** start Data rows **
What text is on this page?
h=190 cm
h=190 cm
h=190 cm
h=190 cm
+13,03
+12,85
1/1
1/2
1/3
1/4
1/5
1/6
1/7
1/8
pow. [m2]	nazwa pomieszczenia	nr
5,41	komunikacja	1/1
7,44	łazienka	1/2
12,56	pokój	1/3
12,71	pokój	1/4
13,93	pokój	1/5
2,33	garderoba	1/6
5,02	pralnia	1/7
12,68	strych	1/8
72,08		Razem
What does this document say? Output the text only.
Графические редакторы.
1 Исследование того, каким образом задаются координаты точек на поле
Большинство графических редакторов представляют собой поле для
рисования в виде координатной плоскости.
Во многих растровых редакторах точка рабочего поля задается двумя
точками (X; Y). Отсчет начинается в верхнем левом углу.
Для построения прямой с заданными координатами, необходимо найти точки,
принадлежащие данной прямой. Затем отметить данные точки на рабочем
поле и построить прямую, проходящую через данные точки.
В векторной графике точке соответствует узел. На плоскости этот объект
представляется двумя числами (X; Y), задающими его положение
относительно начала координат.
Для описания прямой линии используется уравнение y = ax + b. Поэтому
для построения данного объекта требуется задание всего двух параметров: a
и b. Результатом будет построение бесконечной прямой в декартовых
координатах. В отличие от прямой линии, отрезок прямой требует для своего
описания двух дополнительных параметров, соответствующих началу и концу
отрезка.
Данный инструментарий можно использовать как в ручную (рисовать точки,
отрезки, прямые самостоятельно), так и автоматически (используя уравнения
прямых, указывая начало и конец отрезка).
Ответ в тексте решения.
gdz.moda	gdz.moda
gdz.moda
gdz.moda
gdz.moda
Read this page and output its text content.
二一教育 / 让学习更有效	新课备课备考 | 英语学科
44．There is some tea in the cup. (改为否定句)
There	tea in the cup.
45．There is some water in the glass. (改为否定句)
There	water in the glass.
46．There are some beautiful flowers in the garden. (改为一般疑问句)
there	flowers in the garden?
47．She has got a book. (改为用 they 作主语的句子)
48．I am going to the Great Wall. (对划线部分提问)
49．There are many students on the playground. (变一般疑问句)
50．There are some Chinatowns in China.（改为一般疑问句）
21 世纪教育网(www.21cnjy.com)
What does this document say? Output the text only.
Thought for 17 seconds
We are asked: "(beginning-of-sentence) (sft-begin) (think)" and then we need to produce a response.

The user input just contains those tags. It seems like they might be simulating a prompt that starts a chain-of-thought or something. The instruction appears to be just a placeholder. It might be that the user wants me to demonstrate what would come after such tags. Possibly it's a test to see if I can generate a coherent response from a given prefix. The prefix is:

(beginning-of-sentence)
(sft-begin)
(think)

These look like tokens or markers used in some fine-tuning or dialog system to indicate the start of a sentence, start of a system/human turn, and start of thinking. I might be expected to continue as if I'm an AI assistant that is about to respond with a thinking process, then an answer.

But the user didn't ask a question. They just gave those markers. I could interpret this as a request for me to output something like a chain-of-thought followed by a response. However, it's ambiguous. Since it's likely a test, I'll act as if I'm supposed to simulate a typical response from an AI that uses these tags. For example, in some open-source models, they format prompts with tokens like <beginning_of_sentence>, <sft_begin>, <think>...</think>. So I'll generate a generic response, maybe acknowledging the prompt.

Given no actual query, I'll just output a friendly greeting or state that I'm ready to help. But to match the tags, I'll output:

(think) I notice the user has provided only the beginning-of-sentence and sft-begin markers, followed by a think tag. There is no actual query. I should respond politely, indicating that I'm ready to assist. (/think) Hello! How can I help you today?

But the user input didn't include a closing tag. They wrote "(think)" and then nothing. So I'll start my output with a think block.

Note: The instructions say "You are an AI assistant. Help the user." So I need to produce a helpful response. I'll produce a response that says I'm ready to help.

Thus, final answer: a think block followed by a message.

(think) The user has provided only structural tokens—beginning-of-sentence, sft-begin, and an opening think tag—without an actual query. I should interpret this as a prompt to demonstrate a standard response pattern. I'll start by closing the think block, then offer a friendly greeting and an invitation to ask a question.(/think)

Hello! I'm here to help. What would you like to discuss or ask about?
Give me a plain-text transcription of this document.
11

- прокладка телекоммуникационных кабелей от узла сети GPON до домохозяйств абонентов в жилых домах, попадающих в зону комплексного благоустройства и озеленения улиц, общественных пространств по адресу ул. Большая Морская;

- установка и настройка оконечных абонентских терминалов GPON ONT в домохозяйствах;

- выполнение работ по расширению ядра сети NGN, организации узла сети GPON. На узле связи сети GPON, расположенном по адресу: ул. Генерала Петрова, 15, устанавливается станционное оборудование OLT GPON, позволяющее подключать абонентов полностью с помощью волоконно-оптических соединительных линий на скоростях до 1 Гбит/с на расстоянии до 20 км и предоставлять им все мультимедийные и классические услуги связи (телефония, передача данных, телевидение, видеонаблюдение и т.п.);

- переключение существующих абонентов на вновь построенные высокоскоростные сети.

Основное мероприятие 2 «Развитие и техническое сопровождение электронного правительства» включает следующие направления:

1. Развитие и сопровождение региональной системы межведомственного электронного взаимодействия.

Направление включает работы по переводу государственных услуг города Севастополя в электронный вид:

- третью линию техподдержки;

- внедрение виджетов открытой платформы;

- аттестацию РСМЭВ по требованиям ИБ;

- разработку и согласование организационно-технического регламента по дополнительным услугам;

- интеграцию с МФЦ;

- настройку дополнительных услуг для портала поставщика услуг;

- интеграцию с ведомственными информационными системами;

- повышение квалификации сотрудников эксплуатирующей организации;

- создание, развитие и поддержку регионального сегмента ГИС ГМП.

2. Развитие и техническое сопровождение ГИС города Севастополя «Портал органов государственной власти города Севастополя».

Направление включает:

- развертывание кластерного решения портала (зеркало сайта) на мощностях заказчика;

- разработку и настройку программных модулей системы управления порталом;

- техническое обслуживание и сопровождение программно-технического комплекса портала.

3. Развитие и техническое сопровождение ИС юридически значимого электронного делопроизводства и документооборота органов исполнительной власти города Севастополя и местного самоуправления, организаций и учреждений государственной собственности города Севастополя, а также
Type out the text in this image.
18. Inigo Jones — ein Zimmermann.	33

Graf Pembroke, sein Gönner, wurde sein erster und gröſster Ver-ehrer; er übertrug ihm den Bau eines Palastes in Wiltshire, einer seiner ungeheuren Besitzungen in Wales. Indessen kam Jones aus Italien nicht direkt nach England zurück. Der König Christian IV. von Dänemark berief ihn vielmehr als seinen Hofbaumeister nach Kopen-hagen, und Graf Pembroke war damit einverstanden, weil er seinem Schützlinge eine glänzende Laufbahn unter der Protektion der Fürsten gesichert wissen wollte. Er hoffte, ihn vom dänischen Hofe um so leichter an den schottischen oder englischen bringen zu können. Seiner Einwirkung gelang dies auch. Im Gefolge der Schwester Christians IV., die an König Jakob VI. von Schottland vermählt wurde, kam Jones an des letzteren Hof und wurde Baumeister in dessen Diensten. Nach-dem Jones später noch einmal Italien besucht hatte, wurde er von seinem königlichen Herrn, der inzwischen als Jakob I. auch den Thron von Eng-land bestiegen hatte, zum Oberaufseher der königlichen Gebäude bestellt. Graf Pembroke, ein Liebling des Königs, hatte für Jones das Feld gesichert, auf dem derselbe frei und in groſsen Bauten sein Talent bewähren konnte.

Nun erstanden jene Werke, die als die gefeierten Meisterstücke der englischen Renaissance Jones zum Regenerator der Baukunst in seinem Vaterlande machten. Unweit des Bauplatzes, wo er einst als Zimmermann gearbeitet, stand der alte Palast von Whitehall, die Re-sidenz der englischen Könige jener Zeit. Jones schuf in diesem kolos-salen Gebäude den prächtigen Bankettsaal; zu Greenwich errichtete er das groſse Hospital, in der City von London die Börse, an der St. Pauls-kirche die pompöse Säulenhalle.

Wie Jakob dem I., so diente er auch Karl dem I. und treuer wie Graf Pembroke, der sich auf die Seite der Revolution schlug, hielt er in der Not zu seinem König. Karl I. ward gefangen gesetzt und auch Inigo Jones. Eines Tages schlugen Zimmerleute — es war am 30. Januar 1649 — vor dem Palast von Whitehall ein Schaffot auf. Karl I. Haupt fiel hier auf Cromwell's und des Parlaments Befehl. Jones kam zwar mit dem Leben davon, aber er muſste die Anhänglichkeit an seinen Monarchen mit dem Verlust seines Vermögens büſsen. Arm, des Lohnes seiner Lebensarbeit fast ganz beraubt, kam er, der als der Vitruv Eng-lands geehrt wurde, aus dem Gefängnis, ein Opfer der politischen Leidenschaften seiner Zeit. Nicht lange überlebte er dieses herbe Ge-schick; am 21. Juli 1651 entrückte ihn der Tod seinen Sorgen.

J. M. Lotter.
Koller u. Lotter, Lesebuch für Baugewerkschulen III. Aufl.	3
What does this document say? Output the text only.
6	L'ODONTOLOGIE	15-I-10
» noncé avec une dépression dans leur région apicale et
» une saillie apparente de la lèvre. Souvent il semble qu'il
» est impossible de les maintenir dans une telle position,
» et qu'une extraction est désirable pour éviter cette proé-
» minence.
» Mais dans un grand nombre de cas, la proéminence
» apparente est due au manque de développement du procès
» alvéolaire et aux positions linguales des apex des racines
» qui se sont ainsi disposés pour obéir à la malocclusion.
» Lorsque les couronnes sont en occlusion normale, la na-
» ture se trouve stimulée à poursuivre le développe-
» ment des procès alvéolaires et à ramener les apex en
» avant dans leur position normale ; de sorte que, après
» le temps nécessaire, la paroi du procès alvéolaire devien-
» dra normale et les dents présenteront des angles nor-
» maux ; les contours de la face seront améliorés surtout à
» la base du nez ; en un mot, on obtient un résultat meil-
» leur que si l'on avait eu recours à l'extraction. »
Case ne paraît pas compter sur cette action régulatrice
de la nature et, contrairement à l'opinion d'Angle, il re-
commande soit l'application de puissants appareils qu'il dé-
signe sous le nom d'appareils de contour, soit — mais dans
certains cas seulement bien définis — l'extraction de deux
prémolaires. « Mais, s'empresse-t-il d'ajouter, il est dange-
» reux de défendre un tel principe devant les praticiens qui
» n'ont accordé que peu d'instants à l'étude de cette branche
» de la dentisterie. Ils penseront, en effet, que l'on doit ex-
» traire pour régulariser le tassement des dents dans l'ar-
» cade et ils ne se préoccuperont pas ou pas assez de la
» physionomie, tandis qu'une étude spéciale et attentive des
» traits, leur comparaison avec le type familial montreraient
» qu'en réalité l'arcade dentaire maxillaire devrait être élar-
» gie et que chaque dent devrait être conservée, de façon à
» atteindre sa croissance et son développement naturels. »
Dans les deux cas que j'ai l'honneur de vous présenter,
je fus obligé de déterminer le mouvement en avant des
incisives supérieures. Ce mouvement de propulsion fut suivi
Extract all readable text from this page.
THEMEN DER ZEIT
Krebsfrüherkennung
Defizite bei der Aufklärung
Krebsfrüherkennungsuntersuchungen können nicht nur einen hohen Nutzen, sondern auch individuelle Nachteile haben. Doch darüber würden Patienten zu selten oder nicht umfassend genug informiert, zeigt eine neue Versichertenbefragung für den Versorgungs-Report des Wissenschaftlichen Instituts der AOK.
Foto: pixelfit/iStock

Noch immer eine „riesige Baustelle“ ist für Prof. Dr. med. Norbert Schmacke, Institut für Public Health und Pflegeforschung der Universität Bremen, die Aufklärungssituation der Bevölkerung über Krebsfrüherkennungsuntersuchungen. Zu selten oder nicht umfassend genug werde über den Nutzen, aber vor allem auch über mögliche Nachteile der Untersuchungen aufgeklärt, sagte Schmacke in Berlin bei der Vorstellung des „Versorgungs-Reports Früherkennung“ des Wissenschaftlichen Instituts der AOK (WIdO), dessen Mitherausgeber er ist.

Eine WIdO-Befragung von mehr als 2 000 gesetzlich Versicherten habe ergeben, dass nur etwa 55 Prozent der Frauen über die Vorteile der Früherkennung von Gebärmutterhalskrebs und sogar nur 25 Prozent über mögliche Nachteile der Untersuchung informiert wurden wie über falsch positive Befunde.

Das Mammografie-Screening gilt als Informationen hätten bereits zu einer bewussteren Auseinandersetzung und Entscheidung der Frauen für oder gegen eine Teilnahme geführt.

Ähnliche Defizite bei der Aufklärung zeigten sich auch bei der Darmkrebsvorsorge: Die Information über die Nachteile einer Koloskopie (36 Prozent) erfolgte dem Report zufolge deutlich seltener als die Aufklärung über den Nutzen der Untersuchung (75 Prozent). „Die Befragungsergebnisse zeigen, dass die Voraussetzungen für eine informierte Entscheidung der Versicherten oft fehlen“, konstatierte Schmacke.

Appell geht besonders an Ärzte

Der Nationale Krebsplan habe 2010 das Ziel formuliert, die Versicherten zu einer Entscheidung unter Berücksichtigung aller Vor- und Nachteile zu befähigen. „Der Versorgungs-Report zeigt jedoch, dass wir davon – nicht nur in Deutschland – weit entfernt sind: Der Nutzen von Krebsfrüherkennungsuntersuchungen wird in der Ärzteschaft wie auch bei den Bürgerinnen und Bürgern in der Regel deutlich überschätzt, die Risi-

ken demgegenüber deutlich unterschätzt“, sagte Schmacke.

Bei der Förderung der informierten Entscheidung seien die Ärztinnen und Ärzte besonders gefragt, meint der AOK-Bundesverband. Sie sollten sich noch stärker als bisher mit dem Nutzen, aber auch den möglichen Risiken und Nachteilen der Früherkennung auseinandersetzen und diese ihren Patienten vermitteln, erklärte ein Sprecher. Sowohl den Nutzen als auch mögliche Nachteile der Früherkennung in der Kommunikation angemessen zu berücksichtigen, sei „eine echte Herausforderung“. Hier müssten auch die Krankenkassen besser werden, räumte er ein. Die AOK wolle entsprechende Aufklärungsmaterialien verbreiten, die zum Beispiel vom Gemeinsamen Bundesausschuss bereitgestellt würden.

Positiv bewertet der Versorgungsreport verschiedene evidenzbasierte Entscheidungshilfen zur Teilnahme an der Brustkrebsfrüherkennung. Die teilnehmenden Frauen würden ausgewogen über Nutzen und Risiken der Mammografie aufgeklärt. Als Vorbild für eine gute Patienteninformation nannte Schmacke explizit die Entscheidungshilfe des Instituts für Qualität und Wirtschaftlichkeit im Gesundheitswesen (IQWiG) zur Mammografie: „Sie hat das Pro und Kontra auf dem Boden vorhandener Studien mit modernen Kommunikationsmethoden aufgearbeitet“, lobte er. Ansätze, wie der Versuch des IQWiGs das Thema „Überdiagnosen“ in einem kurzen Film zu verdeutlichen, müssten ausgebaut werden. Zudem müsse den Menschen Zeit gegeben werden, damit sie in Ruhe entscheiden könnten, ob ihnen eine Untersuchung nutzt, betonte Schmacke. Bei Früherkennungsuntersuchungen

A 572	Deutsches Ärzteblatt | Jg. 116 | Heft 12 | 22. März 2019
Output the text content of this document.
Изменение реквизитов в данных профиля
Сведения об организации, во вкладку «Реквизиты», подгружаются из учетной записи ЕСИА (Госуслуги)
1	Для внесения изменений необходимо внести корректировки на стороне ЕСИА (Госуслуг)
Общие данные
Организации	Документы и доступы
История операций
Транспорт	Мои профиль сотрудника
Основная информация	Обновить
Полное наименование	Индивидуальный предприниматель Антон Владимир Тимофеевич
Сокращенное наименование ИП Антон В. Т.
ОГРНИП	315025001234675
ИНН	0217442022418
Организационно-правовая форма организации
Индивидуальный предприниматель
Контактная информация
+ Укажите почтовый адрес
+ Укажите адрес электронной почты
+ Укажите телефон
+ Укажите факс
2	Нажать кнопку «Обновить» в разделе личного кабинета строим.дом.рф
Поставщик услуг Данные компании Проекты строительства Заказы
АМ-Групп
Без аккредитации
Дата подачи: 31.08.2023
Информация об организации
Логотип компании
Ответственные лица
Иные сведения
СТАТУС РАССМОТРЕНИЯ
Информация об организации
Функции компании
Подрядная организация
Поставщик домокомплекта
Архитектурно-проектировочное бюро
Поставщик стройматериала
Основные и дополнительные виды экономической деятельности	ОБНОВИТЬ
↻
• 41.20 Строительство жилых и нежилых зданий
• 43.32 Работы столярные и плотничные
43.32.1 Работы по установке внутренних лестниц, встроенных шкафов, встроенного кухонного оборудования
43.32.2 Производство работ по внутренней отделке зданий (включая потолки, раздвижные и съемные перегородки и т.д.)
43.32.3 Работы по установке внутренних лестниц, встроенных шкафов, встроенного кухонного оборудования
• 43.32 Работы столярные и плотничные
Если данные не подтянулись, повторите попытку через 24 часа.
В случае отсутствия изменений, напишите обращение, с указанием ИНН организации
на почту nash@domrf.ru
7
** end Data rows **
— Written exercise —
Every line of the listing that holds "about" should be found and copied.

— Result of this exercise —
These look like tokens or markers used in some fine-tuning or dialog system to indicate the start of a sentence, start of a system/human turn, and start of thinking. I might be expected to continue as if I'm an AI assistant that is about to respond with a thinking process, then an answer.
Hello! I'm here to help. What would you like to discuss or ask about?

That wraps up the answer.